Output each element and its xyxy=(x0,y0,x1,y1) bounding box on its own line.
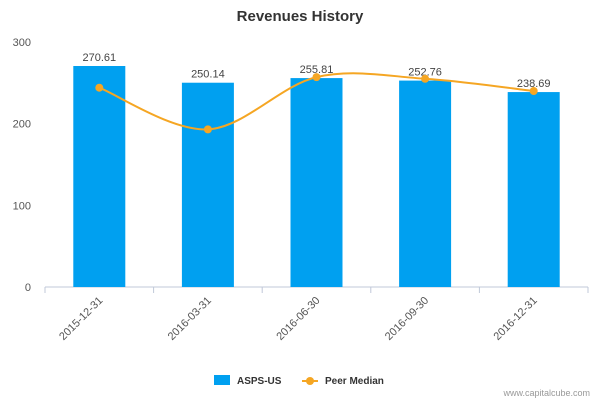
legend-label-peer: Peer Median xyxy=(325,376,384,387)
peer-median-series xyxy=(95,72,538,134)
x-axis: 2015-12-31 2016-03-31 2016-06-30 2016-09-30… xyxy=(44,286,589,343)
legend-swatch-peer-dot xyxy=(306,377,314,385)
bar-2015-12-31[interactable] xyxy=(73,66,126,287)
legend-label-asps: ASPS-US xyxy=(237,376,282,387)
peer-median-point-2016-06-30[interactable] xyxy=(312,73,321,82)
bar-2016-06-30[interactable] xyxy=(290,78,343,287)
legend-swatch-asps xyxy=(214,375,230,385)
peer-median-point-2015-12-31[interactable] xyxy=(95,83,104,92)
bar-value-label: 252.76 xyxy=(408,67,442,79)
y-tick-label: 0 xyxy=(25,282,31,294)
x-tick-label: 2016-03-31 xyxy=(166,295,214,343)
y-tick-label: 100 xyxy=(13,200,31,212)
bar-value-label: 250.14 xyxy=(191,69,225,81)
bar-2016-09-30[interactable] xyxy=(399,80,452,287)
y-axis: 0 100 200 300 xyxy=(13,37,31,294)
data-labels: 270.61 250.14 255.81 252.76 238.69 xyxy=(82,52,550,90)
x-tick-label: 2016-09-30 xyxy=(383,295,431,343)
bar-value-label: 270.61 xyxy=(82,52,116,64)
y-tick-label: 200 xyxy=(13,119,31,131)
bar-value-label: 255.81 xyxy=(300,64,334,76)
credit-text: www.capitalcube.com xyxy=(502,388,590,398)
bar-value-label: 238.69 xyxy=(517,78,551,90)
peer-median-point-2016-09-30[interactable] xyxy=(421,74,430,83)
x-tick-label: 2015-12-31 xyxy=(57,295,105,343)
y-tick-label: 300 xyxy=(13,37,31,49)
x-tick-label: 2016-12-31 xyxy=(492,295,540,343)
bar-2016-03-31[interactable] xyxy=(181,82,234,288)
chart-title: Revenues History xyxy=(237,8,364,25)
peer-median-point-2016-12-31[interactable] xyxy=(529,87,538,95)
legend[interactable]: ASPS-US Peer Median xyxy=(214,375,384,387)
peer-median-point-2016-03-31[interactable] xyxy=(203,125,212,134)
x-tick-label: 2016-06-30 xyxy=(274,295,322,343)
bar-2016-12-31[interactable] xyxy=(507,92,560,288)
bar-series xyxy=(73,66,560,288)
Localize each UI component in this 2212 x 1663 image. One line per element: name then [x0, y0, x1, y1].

==

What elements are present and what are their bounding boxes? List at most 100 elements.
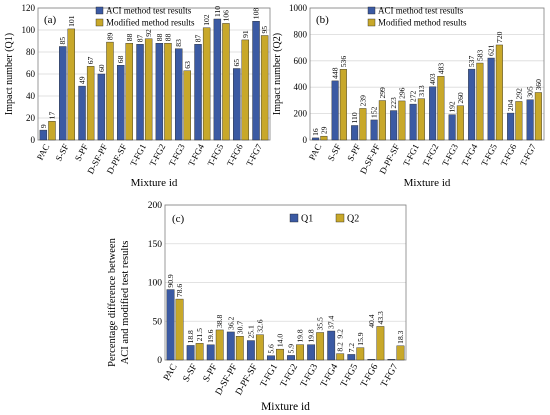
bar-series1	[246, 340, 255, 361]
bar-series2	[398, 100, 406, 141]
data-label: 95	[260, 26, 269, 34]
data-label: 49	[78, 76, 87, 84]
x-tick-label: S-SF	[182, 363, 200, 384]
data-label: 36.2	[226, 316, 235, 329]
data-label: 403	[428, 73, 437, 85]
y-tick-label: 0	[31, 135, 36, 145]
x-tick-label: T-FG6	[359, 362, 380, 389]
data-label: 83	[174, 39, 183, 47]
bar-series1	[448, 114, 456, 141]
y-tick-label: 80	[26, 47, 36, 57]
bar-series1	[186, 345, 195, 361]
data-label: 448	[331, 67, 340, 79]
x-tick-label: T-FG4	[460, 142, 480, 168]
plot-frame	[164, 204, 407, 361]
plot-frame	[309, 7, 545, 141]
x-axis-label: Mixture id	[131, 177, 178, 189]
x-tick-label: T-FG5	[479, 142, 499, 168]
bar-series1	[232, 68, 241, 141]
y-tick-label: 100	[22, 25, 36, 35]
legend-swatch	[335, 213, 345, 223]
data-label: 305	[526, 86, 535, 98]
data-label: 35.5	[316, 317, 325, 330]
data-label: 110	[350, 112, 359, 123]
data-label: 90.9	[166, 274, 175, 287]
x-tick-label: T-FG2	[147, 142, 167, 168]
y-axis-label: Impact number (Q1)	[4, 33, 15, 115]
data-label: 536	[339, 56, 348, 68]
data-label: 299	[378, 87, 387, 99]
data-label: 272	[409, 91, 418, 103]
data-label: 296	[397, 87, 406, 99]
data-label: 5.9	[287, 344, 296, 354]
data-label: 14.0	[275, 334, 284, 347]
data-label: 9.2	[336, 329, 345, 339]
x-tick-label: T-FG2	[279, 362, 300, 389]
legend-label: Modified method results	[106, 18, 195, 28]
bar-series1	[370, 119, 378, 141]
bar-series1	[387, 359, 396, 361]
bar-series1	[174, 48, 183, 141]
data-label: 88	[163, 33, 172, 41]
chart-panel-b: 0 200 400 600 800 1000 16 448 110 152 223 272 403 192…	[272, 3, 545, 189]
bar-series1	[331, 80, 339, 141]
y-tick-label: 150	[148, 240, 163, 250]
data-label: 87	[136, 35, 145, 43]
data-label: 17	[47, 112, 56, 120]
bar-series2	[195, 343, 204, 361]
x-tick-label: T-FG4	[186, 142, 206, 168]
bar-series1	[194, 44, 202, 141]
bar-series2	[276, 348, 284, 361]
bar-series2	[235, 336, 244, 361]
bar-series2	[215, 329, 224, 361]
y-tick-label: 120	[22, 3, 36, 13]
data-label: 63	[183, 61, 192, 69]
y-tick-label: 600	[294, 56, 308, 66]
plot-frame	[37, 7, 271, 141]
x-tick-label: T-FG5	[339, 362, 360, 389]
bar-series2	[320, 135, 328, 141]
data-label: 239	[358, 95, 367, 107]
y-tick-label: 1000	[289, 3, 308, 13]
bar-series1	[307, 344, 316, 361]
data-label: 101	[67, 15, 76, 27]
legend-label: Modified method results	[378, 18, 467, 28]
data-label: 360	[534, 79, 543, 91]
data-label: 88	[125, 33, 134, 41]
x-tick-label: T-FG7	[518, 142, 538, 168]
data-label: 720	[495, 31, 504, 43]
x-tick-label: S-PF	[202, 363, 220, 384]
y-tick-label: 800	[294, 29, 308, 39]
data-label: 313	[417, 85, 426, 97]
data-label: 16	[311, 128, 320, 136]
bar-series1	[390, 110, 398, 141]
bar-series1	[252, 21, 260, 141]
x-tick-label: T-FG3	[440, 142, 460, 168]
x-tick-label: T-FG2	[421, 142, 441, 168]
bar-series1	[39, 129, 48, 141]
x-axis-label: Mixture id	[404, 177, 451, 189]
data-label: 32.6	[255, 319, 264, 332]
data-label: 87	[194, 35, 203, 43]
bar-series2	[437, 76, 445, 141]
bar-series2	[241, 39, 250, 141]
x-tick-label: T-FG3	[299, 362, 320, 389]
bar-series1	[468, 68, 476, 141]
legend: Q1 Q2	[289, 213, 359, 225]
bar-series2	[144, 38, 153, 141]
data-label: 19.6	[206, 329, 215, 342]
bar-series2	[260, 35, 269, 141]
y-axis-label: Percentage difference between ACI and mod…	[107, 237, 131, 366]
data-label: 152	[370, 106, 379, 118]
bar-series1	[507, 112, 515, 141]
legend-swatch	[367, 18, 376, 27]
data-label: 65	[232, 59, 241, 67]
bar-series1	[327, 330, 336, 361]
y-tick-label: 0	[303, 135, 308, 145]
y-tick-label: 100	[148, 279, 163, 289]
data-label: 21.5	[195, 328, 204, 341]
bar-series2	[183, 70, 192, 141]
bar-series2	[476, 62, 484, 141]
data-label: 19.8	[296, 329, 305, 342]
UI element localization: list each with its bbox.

To do: In the material above, starting at the line that contains "340, 255, 361]" and ending at the line that contains "112, 359, 123]", swap "data-label" for "value-label". Give only those lines, with nothing else changed.

Complete output:
bar-series1	[246, 340, 255, 361]
bar-series2	[398, 100, 406, 141]
value-label: 95	[260, 26, 269, 34]
value-label: 49	[78, 76, 87, 84]
x-tick-label: S-SF	[182, 363, 200, 384]
value-label: 36.2	[226, 316, 235, 329]
value-label: 403	[428, 73, 437, 85]
y-tick-label: 0	[31, 135, 36, 145]
x-tick-label: T-FG6	[359, 362, 380, 389]
value-label: 83	[174, 39, 183, 47]
bar-series1	[448, 114, 456, 141]
y-tick-label: 80	[26, 47, 36, 57]
bar-series1	[186, 345, 195, 361]
value-label: 448	[331, 67, 340, 79]
x-tick-label: T-FG4	[460, 142, 480, 168]
plot-frame	[164, 204, 407, 361]
plot-frame	[309, 7, 545, 141]
x-axis-label: Mixture id	[131, 177, 178, 189]
x-tick-label: T-FG5	[479, 142, 499, 168]
bar-series1	[232, 68, 241, 141]
y-tick-label: 100	[22, 25, 36, 35]
legend-swatch	[335, 213, 345, 223]
value-label: 305	[526, 86, 535, 98]
value-label: 35.5	[316, 317, 325, 330]
value-label: 110	[350, 112, 359, 123]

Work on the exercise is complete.